■ **Task inputs**:

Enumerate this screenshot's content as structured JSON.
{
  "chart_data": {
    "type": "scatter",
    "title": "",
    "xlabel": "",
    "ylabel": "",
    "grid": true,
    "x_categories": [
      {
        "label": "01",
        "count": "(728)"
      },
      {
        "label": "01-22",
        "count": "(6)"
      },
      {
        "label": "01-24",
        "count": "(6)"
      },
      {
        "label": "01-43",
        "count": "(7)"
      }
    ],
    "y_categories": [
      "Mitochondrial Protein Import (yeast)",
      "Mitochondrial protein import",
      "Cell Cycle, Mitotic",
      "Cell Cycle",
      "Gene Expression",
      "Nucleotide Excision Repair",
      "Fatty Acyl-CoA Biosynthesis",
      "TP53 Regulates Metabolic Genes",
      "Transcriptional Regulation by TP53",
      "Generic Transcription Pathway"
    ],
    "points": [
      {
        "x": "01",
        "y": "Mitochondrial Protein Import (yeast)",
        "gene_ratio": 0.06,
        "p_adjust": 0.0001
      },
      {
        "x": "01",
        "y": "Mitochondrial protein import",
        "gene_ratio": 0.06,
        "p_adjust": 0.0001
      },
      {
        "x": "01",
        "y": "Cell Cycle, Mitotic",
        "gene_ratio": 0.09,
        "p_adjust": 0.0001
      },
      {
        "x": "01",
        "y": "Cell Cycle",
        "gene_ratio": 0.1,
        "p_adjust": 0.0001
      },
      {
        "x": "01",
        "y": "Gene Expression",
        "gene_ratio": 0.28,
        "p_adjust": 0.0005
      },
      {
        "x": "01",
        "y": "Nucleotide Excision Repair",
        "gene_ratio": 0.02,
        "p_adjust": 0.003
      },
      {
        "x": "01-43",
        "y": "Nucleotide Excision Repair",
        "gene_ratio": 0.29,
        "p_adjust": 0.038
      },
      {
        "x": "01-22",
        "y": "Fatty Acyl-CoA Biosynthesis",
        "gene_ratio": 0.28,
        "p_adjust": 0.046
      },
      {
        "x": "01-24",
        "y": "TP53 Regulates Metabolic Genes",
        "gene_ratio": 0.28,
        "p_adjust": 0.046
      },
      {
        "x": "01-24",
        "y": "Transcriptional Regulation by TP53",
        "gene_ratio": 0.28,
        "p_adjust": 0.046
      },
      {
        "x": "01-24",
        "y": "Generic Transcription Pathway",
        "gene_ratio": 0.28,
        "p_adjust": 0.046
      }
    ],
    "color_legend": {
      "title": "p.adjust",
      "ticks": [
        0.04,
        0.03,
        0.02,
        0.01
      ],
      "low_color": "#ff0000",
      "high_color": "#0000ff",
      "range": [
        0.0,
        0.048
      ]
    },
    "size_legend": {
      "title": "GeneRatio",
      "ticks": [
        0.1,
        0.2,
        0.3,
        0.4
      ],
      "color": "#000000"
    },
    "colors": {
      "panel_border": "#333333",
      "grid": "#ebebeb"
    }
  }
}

■ **Task objective**:
Report how many lines in the records hold the word "Generic", giving the number and nothing else.

■ **Expected answer**:
2